- What you will do
Restate each line word for word. Leave out every picture.

- Records for this task
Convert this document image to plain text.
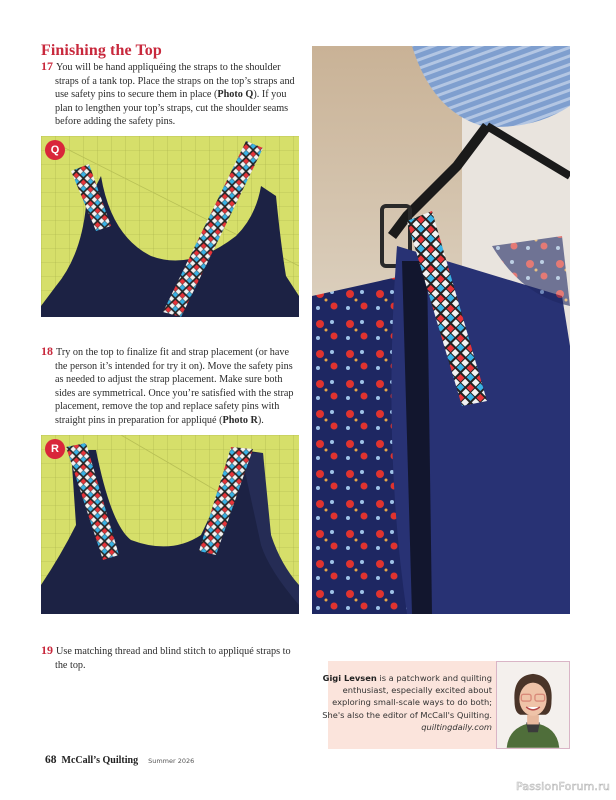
Finishing the Top

17 You will be hand appliquéing the straps to the shoulder straps of a tank top. Place the straps on the top’s straps and use safety pins to secure them in place (Photo Q). If you plan to lengthen your top’s straps, cut the shoulder seams before adding the safety pins.

Q

18 Try on the top to finalize fit and strap placement (or have the person it’s intended for try it on). Move the safety pins as needed to adjust the strap placement. Make sure both sides are symmetrical. Once you’re satisfied with the strap placement, remove the top and replace safety pins with straight pins in preparation for appliqué (Photo R).

R

19 Use matching thread and blind stitch to appliqué straps to the top.

Gigi Levsen is a patchwork and quilting enthusiast, especially excited about exploring small-scale ways to do both; She's also the editor of McCall's Quilting.
quiltingdaily.com

68 McCall’s Quilting Summer 2026
PassionForum.ru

- Solution to this task
Convert this document image to plain text.
Finishing the Top

17 You will be hand appliquéing the straps to the shoulder straps of a tank top. Place the straps on the top’s straps and use safety pins to secure them in place (Photo Q). If you plan to lengthen your top’s straps, cut the shoulder seams before adding the safety pins.

Q

18 Try on the top to finalize fit and strap placement (or have the person it’s intended for try it on). Move the safety pins as needed to adjust the strap placement. Make sure both sides are symmetrical. Once you’re satisfied with the strap placement, remove the top and replace safety pins with straight pins in preparation for appliqué (Photo R).

R

19 Use matching thread and blind stitch to appliqué straps to the top.

Gigi Levsen is a patchwork and quilting enthusiast, especially excited about exploring small-scale ways to do both; She's also the editor of McCall's Quilting.
quiltingdaily.com

68 McCall’s Quilting Summer 2026
PassionForum.ru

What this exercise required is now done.